- **Document section**
[Begin]

The hidden history behind May Day – posted 4/16/2026
As we approach another May Day, the origins of that holiday remain largely unknown. Almost no one knows this holiday dedicated to international labor solidarity came out of the Unites States. That history got buried and remains untold. Growing up, I mostly remember May Day as a Soviet celebration with big parades in Red Square. Missiles, tanks and troops paraded before authoritarian leaders like Leonid Breshnev.
May Day, the international workers’ day, has such a different start-up story. In the late nineteenth century, the American working class constantly struggled to gain the 8-hour day. Workers toiled six days a week, for 60 to 70 hours. Factory workers often had 80 to 100 hour a week schedules. Conditions were very unsafe. There was no OSHA. Death and severe workplace injuries were common.
In 1884, a national federation of unions announced a campaign to establish an 8-hour workday by May 1, 1886. Rank and file workers poured into the Knights of Labor, then the largest labor organization in the U.S., passed resolutions and set up committees to prepare for a general strike to demand the 8-hour day.
In April 1886, thousands started demonstrating for reduced work hours. Chicago was the heart of the movement. 1000 brewers reduced their hours from 16 to 10 hours a day. Bakers who formerly worked 14 to 18 hours won a 10 hour day. Furniture workers won the 8-hour day for 10 hours pay.
The strike movement raised additional demands besides the 8-hour day, A six point Manifesto drafted by Albert Parsons and August Spies, two revolutionary leaders of the movement, demanded “equality without distinction to sex or race”. Many workers saw the political dimension of the struggle. The fight was a class struggle of the workers as a class against the employers as a class.

[End]

- **Data section**
[Begin]

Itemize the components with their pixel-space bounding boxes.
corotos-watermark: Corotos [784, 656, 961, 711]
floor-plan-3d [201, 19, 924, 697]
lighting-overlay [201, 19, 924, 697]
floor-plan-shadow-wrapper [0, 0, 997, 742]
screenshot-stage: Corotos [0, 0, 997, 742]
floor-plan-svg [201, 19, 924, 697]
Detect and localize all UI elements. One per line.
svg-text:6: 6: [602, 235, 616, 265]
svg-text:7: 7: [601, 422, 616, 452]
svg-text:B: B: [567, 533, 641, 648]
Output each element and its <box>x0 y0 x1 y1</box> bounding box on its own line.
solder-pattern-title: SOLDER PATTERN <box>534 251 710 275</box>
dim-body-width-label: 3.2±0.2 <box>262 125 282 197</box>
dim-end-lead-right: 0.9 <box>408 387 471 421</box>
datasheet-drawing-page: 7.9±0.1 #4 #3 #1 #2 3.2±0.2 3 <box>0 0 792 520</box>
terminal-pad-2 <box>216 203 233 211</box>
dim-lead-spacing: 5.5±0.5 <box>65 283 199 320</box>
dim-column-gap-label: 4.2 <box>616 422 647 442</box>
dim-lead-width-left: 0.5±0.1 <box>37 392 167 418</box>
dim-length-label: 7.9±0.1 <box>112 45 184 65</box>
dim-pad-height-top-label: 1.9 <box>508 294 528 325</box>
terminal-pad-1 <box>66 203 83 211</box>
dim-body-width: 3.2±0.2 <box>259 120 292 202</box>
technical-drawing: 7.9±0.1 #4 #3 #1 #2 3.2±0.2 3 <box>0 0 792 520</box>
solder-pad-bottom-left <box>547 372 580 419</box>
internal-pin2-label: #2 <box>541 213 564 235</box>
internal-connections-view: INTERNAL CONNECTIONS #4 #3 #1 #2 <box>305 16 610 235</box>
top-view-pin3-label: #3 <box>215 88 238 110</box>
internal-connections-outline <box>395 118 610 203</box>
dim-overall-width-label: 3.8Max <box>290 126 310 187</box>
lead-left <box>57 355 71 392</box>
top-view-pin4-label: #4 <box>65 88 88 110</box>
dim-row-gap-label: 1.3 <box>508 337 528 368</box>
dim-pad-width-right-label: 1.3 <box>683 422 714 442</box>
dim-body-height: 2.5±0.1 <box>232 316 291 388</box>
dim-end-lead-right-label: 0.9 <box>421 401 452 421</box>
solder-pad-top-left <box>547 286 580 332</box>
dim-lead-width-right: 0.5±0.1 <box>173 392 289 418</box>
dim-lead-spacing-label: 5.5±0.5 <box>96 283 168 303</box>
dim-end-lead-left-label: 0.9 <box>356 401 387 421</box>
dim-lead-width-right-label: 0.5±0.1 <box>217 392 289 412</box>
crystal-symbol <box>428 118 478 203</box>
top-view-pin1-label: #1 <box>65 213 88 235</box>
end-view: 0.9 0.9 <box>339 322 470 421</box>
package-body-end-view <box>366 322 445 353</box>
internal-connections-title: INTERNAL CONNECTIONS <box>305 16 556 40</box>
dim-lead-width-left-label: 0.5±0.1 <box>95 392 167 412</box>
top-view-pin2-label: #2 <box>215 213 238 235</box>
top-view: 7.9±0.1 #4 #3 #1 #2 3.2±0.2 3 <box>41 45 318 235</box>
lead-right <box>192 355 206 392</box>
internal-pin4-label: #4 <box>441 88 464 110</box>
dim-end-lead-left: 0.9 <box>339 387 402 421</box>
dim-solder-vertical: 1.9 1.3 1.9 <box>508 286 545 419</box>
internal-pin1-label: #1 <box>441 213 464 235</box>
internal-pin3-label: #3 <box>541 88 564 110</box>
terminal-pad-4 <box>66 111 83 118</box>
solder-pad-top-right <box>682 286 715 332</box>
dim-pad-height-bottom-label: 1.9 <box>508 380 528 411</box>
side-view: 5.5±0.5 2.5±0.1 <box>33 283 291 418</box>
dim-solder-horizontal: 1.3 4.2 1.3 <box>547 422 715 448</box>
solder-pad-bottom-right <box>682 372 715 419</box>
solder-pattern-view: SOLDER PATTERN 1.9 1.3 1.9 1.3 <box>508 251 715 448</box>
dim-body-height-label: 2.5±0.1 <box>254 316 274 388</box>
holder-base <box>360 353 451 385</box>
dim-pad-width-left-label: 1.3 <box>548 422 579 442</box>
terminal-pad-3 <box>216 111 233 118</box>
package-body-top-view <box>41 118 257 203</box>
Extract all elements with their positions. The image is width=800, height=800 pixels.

[End]
[Begin]

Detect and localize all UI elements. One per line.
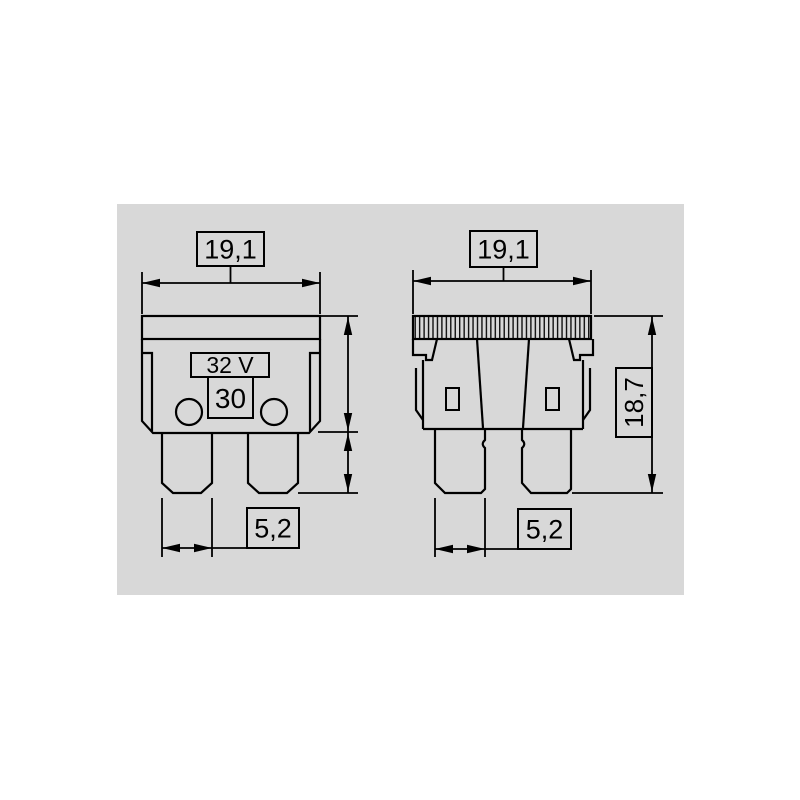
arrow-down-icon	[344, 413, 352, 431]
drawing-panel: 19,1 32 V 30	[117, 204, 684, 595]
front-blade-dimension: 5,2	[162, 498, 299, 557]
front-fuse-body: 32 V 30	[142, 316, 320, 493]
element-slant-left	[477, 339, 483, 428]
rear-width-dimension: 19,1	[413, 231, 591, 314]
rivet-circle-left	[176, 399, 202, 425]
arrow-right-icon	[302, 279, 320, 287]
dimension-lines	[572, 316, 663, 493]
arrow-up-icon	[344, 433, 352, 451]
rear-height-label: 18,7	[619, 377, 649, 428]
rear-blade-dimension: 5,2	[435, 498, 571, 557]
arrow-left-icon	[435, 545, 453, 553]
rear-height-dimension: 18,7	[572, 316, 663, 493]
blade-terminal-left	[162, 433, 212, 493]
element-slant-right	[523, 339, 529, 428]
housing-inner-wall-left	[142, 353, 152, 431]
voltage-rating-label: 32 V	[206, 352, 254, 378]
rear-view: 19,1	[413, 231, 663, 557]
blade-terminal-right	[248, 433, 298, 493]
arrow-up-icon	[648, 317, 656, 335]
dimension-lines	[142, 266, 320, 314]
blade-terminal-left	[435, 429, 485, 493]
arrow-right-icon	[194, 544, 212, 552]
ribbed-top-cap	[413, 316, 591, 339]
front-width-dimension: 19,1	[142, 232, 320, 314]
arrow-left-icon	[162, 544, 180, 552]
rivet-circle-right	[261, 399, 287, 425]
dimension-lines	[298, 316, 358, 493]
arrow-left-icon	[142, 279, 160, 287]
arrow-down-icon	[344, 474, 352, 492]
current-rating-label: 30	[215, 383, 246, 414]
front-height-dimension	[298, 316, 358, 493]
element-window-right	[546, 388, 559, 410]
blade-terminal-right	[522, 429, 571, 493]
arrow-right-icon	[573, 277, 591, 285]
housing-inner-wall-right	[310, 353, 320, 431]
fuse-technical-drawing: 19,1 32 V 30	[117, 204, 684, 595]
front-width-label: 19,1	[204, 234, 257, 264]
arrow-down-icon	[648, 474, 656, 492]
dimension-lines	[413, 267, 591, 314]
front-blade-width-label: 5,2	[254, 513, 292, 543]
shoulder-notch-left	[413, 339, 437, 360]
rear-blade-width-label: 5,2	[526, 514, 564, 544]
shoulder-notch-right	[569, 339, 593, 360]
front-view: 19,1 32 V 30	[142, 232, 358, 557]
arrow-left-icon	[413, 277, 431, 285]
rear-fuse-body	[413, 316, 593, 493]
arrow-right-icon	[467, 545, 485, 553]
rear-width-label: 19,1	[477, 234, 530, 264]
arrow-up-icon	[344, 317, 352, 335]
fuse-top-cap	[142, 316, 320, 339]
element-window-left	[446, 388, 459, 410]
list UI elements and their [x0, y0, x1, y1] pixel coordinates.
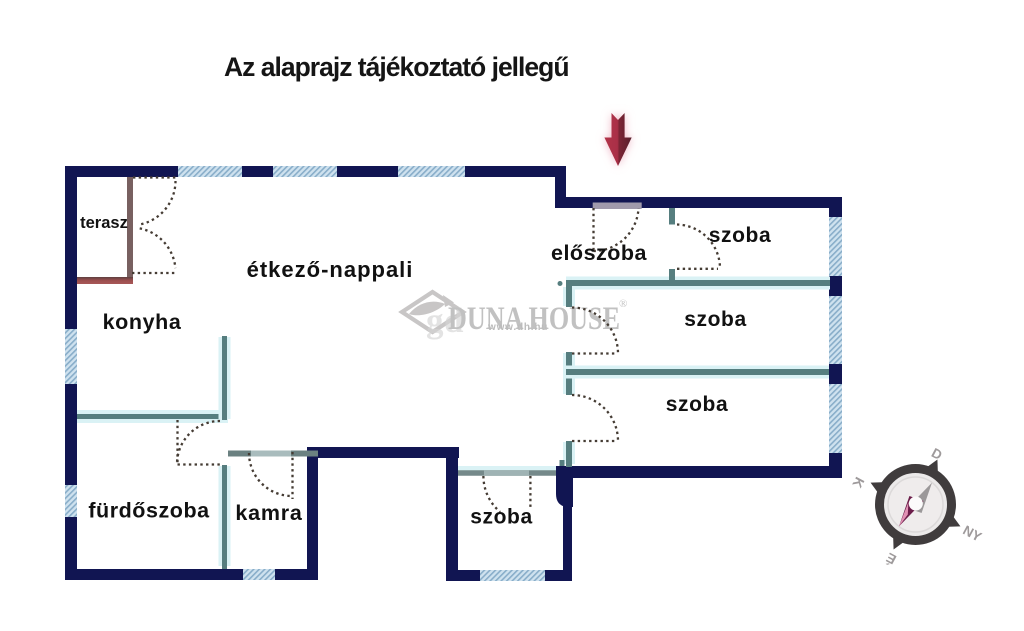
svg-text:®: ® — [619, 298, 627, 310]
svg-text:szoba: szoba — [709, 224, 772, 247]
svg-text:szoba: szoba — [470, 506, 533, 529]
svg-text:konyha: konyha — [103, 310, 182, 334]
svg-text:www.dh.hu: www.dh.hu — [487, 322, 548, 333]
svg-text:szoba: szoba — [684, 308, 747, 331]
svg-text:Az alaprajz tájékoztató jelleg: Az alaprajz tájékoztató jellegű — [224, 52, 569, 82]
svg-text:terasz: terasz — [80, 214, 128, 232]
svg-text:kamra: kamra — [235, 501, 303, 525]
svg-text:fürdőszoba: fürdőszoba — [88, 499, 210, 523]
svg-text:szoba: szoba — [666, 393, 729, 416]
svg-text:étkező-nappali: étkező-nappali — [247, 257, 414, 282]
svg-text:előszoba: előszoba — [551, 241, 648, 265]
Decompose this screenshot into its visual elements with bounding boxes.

[End]

- **Given problem 1**
In the May Day history piece, by what date did the 1884 campaign aim to win the 8-hour workday?
- **Given problem 2**
Keep writing the May Day history piece, picking up right after its final sentence.
The records are separate from the May Day history piece.

- **Exercise output 1**
May 1, 1886.

- **Exercise output 2**
On May 1, 1886, 350,000 workers in 11,562 establishments all over the country went out on strike. Every railroad in Chicago shut down and most industries in Chicago were paralyzed. By May 3, more and more workers were joining the strike. That day, however, the police fired on a crowd that was attacking strike breakers at the McCormack Harvester Works, killing four and seriously wounding many.
Organizers called a rally for the next day in Haymarket Square in Chicago to protest police brutality. It was rainy and only around 1200 people attended. As the rally was almost ready to break up and only about 300 people were still there, someone threw a bomb into the ranks of the police, killing one and wounding about 70. Seven later died. To this day no one knows who threw the bomb. The police responded by firing into the crowd, killing one and also wounding many more.
Haymarket justified an intense round of red scare repression. Cops rounded up hundreds of radicals, meetings were broken up and the Socialist press was seized. The authorities called out the Militia to break up any labor gatherings which were deemed “dangerous’. Employers organized in associations to blacklist strikers and institute yellow dog contracts forcing workers to swear they would never join a union.
The police arrested eight anarchist leaders. The evidence against them was their ideas. There was virtually no evidence tying the defendants to the crime. Only one of the eight, Samuel Fielden, was even at Haymarket when the bomb exploded. After a trial, a jury found them all guilty and four were sentenced to death. A year later, the four, Albery Parsons, August Spies, Adolf Fischer and George Engel were hanged.
The executions aroused people all over America. While the repression dampened union organizing, many felt class anger. For years after, there were memorial events for the Haymarket martyrs all across the country.
Haymarket is widely considered the origin event of International Workers’ Day. The events of 1886 linked May Day in the minds of workers with the struggles and sacrifices for a better life. In 1888, the American Federation of Labor called for a massive demonstration to be held on May 1, 1890 calling again for the 8-hour day.
In 1889, the Paris Congress of the Second International (an international organizations of Socialist Parties and trade unions) adopted a resolution making May Day an international holiday. They called on workers everywhere to demonstrate international labor solidarity and to fight for the 8-hour day. Demonstrations and strikes on May 1, 1890 accompanied this new holiday. From this time on, May Day was firmly established as a workers’ holiday.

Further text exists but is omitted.